THE TASK: Find the word "axis" in the material below and gather every line that contains it.

RECORDS FOR THIS EXERCISE:

-.-.-

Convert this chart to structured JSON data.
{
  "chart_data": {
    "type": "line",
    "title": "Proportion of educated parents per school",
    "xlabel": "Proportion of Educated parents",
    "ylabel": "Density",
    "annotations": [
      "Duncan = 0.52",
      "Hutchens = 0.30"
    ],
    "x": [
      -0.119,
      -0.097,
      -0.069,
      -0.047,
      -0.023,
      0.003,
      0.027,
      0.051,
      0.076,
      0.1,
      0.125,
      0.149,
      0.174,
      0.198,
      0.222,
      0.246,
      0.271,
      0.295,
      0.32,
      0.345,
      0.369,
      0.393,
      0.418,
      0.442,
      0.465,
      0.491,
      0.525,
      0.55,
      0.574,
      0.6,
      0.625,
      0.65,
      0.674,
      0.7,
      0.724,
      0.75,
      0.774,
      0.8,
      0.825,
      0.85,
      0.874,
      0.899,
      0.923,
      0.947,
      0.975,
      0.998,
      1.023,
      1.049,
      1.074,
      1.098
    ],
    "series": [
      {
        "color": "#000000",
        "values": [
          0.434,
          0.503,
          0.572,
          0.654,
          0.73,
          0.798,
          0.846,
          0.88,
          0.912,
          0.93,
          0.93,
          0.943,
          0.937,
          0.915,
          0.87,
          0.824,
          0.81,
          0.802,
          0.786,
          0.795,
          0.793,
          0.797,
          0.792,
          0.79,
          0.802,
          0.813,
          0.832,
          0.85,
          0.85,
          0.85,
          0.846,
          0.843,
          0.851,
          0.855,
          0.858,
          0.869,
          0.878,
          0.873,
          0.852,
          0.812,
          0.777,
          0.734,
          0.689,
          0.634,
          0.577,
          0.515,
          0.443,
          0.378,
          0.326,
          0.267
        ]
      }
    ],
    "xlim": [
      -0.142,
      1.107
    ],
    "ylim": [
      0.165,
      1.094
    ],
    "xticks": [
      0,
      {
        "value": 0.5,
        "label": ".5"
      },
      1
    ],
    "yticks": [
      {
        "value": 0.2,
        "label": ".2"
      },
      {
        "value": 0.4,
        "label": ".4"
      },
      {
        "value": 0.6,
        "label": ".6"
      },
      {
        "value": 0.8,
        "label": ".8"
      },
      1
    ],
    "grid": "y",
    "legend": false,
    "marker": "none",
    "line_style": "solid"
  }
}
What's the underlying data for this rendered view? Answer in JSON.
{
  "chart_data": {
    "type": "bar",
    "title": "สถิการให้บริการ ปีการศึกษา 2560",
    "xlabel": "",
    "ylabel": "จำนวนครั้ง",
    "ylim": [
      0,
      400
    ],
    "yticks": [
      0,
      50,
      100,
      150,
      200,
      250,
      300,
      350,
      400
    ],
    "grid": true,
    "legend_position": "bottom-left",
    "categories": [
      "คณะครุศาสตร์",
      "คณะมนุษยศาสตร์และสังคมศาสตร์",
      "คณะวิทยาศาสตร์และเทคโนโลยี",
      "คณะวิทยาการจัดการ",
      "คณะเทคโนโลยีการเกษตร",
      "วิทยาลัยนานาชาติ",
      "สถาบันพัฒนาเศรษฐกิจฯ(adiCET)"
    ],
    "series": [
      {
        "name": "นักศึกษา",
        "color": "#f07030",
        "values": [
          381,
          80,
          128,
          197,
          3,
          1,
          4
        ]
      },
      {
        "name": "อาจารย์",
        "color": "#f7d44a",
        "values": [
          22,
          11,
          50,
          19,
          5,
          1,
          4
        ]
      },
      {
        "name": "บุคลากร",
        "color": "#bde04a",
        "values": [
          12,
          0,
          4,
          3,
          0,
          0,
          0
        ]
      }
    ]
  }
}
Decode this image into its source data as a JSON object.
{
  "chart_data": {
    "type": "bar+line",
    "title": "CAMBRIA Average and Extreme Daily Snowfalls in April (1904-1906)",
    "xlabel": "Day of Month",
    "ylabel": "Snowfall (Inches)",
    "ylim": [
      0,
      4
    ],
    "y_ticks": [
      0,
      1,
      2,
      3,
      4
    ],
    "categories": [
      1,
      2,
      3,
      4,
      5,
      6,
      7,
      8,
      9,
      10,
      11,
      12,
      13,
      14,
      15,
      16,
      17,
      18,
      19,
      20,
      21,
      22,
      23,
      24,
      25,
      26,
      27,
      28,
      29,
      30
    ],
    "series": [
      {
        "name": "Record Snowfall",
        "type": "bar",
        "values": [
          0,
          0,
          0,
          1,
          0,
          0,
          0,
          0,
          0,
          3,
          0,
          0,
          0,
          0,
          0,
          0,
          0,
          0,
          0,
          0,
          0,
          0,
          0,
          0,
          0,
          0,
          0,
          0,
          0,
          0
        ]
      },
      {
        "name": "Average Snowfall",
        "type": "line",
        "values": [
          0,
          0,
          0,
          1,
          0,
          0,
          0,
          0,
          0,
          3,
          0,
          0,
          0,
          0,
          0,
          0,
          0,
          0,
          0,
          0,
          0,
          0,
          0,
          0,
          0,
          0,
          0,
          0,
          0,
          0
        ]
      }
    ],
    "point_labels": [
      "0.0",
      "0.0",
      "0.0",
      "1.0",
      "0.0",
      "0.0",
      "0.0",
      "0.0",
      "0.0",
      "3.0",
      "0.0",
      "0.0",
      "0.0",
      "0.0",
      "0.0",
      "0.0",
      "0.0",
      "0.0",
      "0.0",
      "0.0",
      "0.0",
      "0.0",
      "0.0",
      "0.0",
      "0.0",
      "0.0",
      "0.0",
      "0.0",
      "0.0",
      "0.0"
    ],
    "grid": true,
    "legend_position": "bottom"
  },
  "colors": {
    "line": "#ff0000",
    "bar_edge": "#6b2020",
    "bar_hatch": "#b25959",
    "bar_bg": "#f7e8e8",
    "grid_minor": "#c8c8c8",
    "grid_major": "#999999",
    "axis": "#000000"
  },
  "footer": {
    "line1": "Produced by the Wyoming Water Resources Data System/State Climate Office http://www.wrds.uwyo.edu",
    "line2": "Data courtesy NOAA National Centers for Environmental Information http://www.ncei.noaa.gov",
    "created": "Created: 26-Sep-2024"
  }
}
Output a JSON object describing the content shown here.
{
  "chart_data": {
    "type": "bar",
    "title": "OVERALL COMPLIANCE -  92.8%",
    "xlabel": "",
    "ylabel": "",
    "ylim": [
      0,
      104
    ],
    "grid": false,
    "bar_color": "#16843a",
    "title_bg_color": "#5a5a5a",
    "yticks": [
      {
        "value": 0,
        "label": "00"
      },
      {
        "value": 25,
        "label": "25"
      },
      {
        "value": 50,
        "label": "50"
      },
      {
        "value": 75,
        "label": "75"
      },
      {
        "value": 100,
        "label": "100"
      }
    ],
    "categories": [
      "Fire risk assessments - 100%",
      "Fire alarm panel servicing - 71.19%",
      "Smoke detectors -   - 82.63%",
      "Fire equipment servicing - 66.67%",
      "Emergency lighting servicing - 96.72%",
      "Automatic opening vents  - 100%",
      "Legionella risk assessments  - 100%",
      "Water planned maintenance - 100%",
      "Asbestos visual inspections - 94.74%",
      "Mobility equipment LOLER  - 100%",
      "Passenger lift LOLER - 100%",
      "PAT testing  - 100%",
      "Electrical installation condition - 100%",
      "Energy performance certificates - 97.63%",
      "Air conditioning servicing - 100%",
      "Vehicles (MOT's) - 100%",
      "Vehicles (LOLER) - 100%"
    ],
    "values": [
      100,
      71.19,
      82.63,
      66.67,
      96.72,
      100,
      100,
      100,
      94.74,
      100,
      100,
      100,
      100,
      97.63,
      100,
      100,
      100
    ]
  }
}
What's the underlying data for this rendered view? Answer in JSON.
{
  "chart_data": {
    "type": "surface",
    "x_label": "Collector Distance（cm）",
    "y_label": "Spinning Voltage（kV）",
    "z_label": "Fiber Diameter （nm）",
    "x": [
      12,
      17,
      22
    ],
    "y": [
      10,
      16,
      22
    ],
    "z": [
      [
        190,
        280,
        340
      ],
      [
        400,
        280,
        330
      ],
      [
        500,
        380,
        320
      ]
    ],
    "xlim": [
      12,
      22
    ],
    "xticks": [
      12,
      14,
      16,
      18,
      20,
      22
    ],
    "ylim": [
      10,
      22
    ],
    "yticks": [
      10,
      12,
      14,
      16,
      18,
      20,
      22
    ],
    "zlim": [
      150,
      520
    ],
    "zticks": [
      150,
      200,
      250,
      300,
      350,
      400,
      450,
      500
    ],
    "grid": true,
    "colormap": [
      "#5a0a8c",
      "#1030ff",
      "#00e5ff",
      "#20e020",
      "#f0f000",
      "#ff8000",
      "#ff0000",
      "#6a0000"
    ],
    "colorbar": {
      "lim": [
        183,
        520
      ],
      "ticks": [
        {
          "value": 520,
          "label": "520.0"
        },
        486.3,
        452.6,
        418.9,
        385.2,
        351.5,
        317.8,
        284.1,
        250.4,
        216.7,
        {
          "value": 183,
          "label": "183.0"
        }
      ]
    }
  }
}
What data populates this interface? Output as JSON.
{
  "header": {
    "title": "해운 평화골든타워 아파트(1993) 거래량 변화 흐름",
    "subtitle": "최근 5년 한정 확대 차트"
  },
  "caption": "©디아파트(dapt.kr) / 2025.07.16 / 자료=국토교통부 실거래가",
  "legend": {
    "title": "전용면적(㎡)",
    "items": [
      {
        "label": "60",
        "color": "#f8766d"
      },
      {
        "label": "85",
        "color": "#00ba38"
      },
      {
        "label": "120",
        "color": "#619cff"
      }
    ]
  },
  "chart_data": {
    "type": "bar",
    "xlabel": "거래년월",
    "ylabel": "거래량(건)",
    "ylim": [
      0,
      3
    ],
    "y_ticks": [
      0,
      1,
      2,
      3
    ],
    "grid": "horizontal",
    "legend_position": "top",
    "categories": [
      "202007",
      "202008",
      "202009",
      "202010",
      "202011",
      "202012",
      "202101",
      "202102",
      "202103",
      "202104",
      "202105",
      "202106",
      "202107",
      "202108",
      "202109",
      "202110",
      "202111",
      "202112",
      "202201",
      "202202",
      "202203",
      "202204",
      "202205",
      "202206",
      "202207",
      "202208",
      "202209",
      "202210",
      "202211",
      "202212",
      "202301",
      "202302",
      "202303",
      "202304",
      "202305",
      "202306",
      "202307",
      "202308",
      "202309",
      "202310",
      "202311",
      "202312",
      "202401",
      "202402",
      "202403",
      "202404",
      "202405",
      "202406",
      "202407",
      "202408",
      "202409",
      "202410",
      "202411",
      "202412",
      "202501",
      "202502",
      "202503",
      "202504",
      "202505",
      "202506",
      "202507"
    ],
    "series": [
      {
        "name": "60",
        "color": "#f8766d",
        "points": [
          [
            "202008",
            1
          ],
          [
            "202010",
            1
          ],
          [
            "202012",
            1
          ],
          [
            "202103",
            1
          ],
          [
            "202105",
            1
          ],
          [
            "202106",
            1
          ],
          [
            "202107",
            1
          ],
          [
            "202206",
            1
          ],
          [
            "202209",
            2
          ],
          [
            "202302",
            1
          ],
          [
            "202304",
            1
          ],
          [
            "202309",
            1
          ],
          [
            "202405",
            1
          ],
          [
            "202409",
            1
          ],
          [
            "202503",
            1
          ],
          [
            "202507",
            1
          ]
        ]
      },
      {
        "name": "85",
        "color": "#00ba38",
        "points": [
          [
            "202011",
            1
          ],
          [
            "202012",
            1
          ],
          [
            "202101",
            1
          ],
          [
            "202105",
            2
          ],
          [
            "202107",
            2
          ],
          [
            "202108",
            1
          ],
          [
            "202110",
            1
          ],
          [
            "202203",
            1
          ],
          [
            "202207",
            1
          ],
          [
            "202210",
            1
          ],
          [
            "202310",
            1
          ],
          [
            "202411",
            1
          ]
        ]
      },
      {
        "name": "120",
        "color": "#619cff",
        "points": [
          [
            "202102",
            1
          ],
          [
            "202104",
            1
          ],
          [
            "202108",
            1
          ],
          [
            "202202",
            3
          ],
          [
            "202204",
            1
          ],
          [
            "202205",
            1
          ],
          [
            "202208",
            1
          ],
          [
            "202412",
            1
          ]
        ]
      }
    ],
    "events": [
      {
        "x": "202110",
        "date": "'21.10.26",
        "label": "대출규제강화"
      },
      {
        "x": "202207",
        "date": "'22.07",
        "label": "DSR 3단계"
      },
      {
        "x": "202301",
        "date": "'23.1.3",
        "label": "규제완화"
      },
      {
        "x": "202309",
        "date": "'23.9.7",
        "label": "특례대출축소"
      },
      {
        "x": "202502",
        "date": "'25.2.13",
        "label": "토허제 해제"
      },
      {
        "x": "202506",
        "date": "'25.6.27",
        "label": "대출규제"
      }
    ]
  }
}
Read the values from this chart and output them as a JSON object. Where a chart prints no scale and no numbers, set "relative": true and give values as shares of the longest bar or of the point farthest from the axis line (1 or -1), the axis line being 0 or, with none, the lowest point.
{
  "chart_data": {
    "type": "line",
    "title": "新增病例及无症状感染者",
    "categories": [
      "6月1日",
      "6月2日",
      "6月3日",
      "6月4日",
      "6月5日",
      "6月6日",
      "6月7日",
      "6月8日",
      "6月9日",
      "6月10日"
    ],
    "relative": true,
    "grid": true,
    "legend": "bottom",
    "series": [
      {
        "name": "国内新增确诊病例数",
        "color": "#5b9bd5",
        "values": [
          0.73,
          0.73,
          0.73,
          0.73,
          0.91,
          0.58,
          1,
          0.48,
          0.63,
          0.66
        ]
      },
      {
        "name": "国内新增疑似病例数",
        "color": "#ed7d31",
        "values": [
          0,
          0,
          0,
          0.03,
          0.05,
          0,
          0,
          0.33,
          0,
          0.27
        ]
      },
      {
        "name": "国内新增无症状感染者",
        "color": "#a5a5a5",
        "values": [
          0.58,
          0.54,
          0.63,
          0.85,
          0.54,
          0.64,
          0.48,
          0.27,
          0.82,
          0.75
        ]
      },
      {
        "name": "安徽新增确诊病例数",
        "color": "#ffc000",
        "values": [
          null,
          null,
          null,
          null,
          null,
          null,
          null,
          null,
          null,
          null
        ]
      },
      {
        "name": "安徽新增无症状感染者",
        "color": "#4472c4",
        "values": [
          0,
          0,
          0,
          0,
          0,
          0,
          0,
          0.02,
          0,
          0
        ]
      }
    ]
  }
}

-.-.-

RESPONSE TO THIS TASK:
    "axis": "#000000"
Read the values from this chart and output them as a JSON object. Where a chart prints no scale and no numbers, set "relative": true and give values as shares of the longest bar or of the point farthest from the axis line (1 or -1), the axis line being 0 or, with none, the lowest point.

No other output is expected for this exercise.